*EXCERPTED PASSAGE*:
[Quantization] How to quantize transpose and nn.pad operators?

tico · August 28, 2019, 11:07am

Hi,

I am trying to quantize a model which is originally in NHWC, so in order to be able to quantize it I set the target data layout to NCHW. However, as discussed in other threads, change in the data layout implies that transpose operators are added. The problem is that the transpose and also nn.pad operators are added in between the chain of convolutions and since the transpose operator is not quantized in TVM, there are many casting operators from float to int along the chain of convolutions.

What can be done to fix this behavior? How difficult would be to quantize transpose operator?

@vinx13 @ziheng Could you please give me a hint here?

Thanks

vinx13 · August 29, 2019, 5:44pm

transpose is easy as it only need identity rewrite
see

github.com

dmlc/tvm/blob/master/python/tvm/relay/quantize/_partition.py#L67


ret = _forward_op(ref_call, [data, kernel])
return QPartitionExpr(ret)




def identity_partition_function(ref_call, new_args, ctx):
cond, expr = partition_expr_check(new_args[0])
if cond:
    return QPartitionExpr(_forward_op(ref_call, [expr]))
return None


register_partition_function("clip", identity_partition_function)
register_partition_function("nn.relu", identity_partition_function)
register_partition_function("nn.max_pool2d", identity_partition_function)




def add_partition_generic(ref_call, new_args, ctx):
"""Rewrite function for ewise add for partition for generic devices"""
lhs_cond, lhs = partition_expr_check(new_args[0])
rhs_cond, rhs = partition_expr_check(new_args[1])
if lhs_cond and rhs_cond:
    # - introduced by ResNet, when for the first residual connection

github.com

dmlc/tvm/blob/master/python/tvm/relay/quantize/_annotate.py#L281


    return None


x_expr, x_kind = _get_expr_kind(new_args[0])

*WRITTEN INSTRUCTION A*:
Please copy the stretch of the TVM quantization thread from "rhs_cond, rhs = partition_expr_check(new_args[1])" through "x_kind = _get_expr_kind(new_args[0])".
*WRITTEN INSTRUCTION B*:
Write what comes next in the TVM quantization thread, starting right after its final sentence.

*GIVEN DATA*:
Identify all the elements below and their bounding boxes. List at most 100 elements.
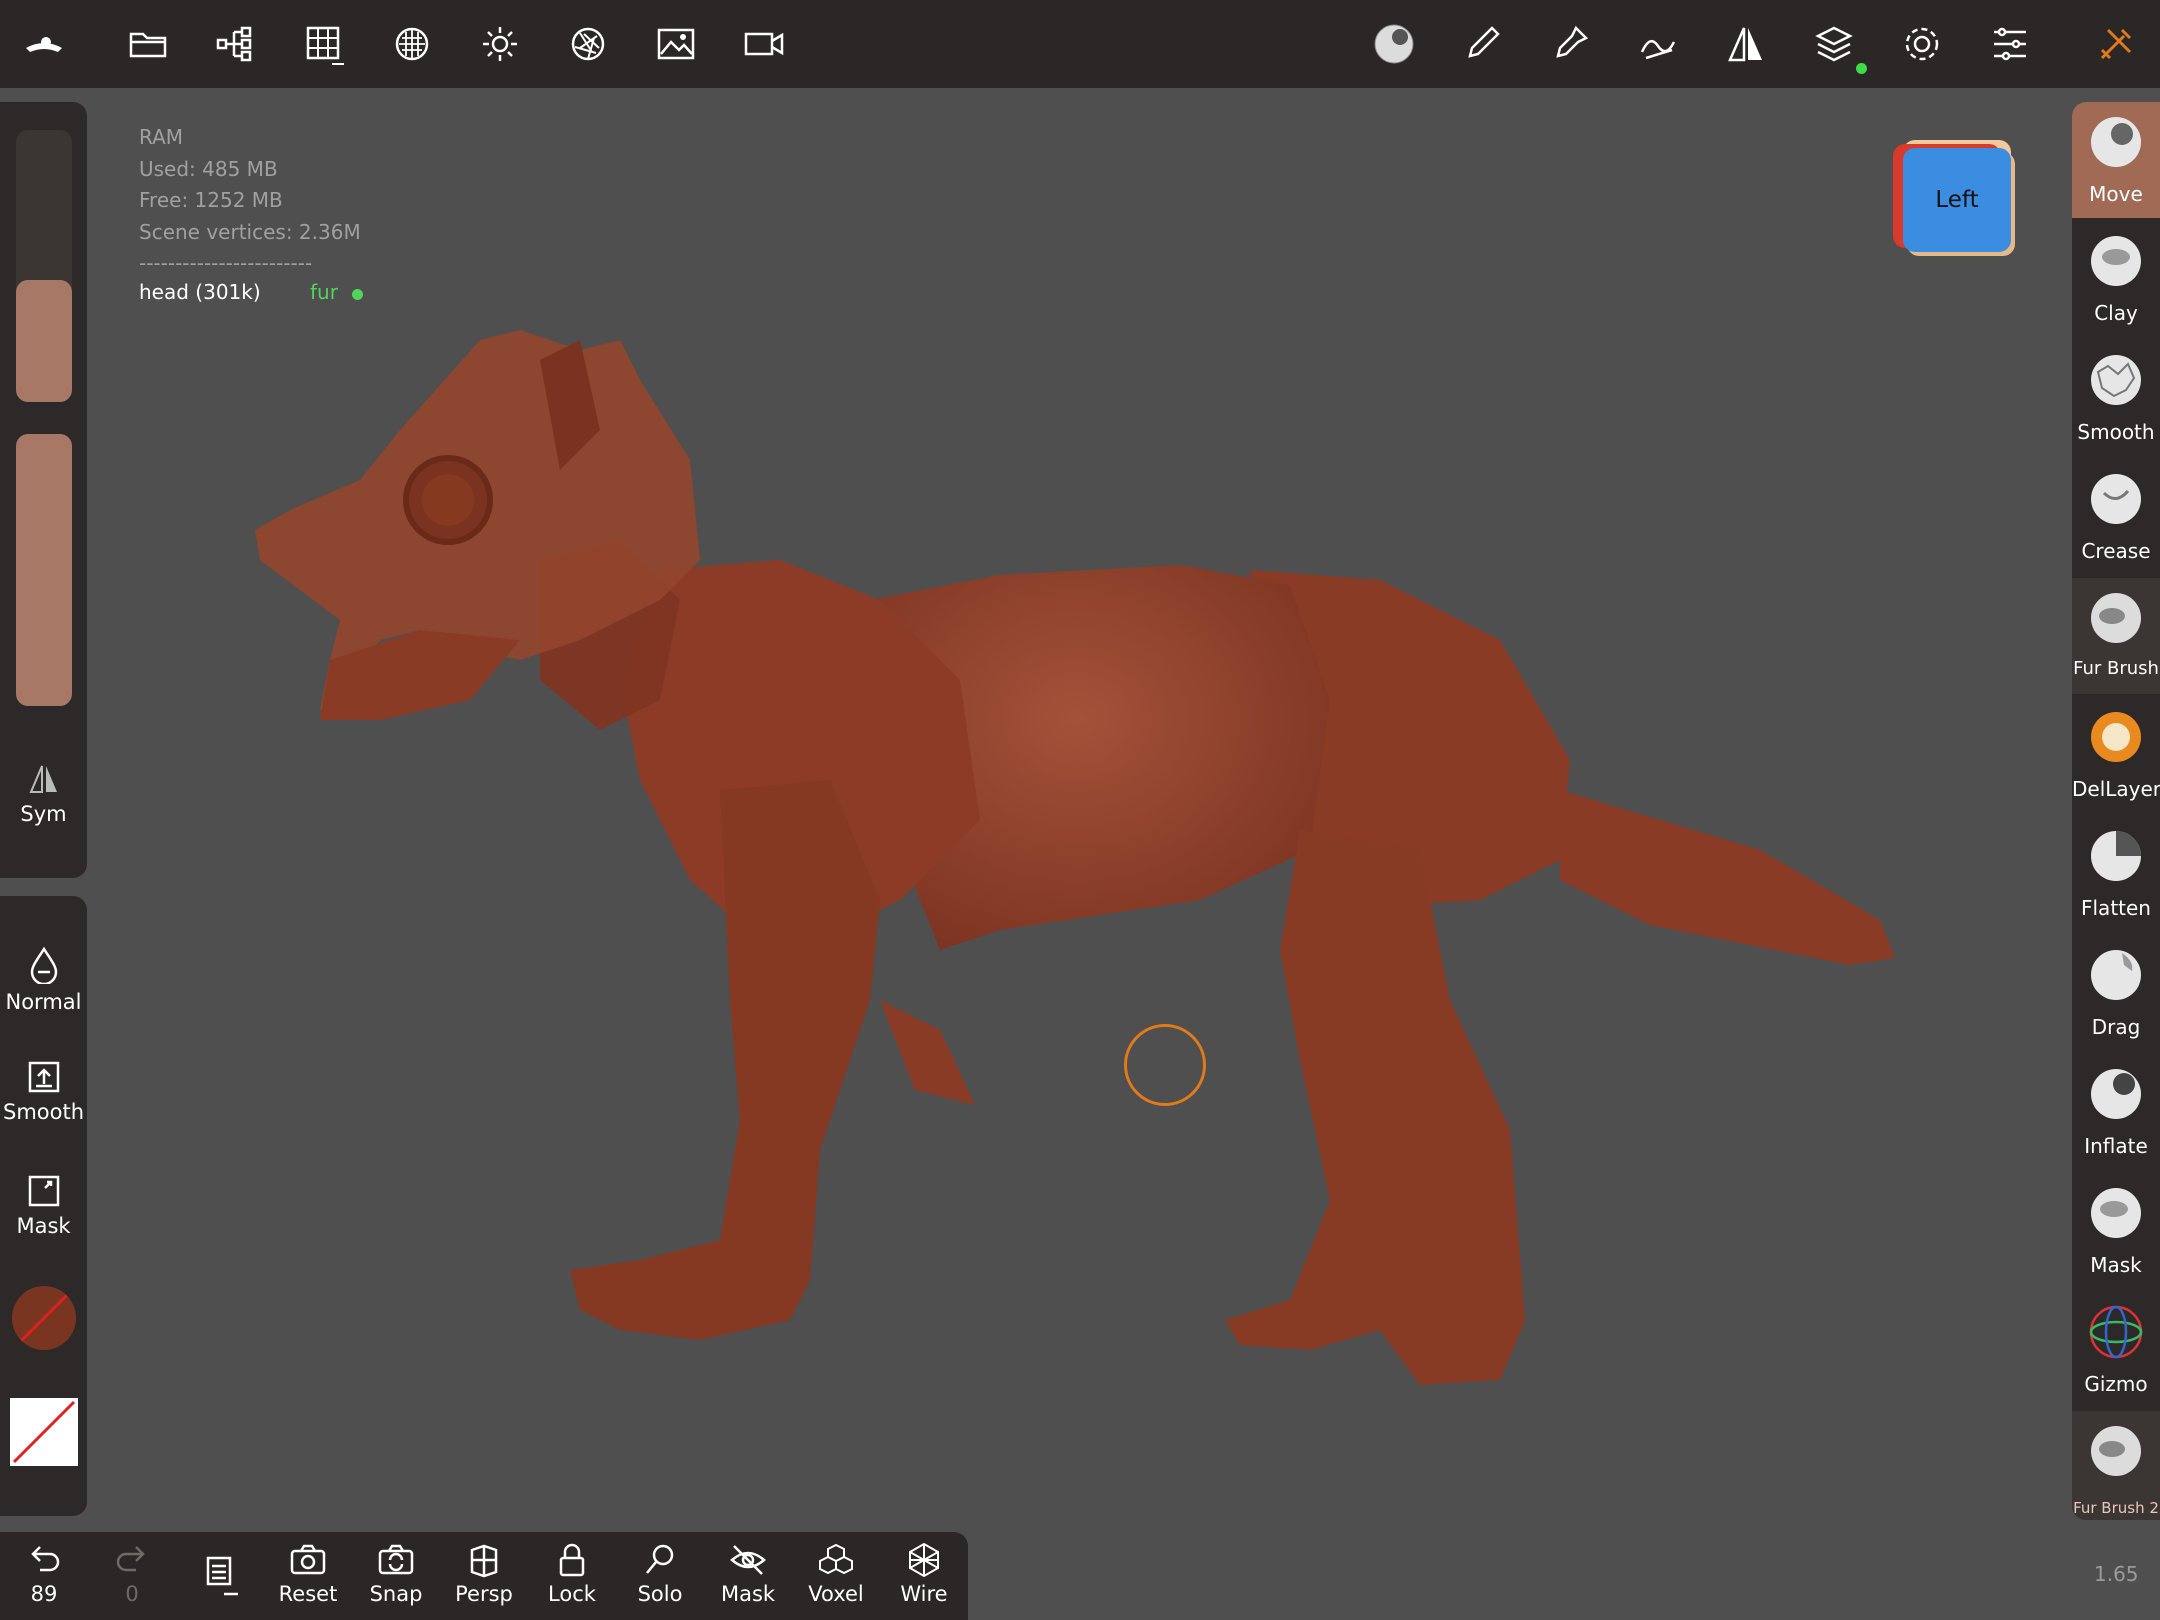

*TASK ANSWER A*:
rhs_cond, rhs = partition_expr_check(new_args[1])
if lhs_cond and rhs_cond:
    # - introduced by ResNet, when for the first residual connection

github.com

dmlc/tvm/blob/master/python/tvm/relay/quantize/_annotate.py#L281


    return None


x_expr, x_kind = _get_expr_kind(new_args[0])

*TASK ANSWER B*:
if x_kind is None:
    return None


ret_expr = _forward_op(ref_call, [x_expr])
return QAnnotateExpr(ret_expr, x_kind)




register_annotate_function("clip", identity_rewrite)
register_annotate_function("nn.relu", identity_rewrite)
register_annotate_function("strided_slice", identity_rewrite)
register_annotate_function("nn.avg_pool2d", identity_rewrite)
register_annotate_function("annotation.stop_fusion", identity_rewrite)




def pool2d_rewrite(ref_call, new_args, ctx):
"""Rewrite function for max pool2d"""
if quantize_context().check_to_skip(ref_call):
    return None

github.com

dmlc/tvm/blob/master/src/relay/pass/quantize/realize.cc#L455


  Expr ret = ForwardOp(ref_call, {n->data});
  return QRealizeIntExprNode::make(ret, n->dom_scale, n->dtype);
}
CHECK(!new_args[0]->derived_from<TempExprNode>());
return Expr(nullptr);
}


RELAY_REGISTER_OP("nn.relu")
.set_attr<FForwardRewrite>("FQRealizeRewrite", IdentityRealize);


RELAY_REGISTER_OP("strided_slice")
.set_attr<FForwardRewrite>("FQRealizeRewrite", IdentityRealize);


RELAY_REGISTER_OP("annotation.stop_fusion")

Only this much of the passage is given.